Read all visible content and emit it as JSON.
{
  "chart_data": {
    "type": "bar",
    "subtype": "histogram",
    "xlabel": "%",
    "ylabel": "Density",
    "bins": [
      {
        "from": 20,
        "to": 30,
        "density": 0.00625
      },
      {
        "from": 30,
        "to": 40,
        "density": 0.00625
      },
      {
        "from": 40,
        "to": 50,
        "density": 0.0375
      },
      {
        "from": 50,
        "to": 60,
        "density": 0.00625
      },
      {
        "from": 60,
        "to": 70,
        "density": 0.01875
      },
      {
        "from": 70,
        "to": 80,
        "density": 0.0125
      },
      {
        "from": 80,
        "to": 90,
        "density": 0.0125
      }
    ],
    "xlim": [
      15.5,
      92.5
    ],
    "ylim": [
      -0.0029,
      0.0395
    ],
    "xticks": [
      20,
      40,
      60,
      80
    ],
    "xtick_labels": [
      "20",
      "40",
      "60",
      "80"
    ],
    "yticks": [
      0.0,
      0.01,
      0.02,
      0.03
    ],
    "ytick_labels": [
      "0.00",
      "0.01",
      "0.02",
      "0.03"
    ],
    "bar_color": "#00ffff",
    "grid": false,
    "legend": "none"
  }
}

· · · ·

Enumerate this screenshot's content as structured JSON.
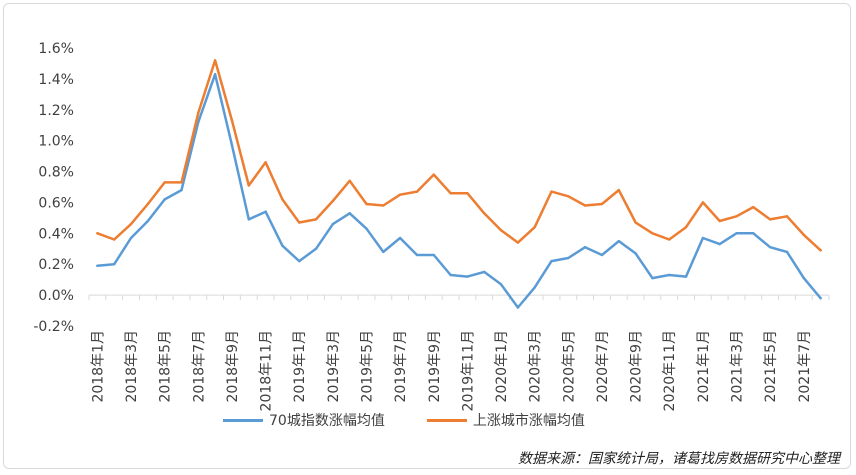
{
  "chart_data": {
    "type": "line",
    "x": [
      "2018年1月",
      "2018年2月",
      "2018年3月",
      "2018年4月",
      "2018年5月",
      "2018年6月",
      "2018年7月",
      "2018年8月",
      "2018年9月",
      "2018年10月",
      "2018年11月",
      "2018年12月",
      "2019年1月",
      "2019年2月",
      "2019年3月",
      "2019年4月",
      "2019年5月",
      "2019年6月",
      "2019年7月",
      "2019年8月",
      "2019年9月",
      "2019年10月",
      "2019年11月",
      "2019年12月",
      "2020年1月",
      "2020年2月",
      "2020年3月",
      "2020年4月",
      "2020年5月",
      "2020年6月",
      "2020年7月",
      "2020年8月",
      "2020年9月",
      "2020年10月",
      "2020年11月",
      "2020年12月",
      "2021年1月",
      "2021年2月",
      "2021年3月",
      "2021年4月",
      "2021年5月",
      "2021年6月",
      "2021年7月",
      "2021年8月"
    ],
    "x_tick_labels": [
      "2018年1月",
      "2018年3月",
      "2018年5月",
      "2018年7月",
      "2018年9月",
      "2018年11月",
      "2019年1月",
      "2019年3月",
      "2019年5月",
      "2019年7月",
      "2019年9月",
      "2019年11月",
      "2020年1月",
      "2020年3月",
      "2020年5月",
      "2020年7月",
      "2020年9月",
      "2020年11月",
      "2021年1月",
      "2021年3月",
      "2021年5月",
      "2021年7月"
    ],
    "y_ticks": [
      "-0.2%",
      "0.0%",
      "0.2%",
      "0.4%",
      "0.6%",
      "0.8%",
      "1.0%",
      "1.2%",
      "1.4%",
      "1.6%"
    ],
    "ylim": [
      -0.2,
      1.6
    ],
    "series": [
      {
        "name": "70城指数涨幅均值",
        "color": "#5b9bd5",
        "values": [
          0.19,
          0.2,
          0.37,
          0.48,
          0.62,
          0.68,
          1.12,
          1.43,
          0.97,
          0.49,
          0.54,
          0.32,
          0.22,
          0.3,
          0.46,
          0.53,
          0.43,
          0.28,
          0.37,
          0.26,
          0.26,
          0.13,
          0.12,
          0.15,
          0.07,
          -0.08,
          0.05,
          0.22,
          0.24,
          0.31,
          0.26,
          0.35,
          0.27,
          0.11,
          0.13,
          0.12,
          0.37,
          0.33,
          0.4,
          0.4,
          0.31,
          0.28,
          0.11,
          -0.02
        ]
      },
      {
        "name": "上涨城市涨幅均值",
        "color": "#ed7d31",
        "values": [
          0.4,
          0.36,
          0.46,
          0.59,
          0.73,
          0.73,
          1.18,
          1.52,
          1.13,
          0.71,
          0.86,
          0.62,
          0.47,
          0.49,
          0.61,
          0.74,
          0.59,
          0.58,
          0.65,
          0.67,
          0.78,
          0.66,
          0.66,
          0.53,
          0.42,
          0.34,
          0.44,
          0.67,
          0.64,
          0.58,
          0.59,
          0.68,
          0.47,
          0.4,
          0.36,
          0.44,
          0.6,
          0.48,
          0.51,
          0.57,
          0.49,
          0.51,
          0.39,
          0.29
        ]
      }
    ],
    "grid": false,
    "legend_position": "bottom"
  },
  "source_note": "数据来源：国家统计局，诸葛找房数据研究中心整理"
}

· · · ·

* _Task description_
Point out every line holding the string "from" and copy it.

* _Answer below_
        "from": 20,
        "from": 30,
        "from": 40,
        "from": 50,
        "from": 60,
        "from": 70,
        "from": 80,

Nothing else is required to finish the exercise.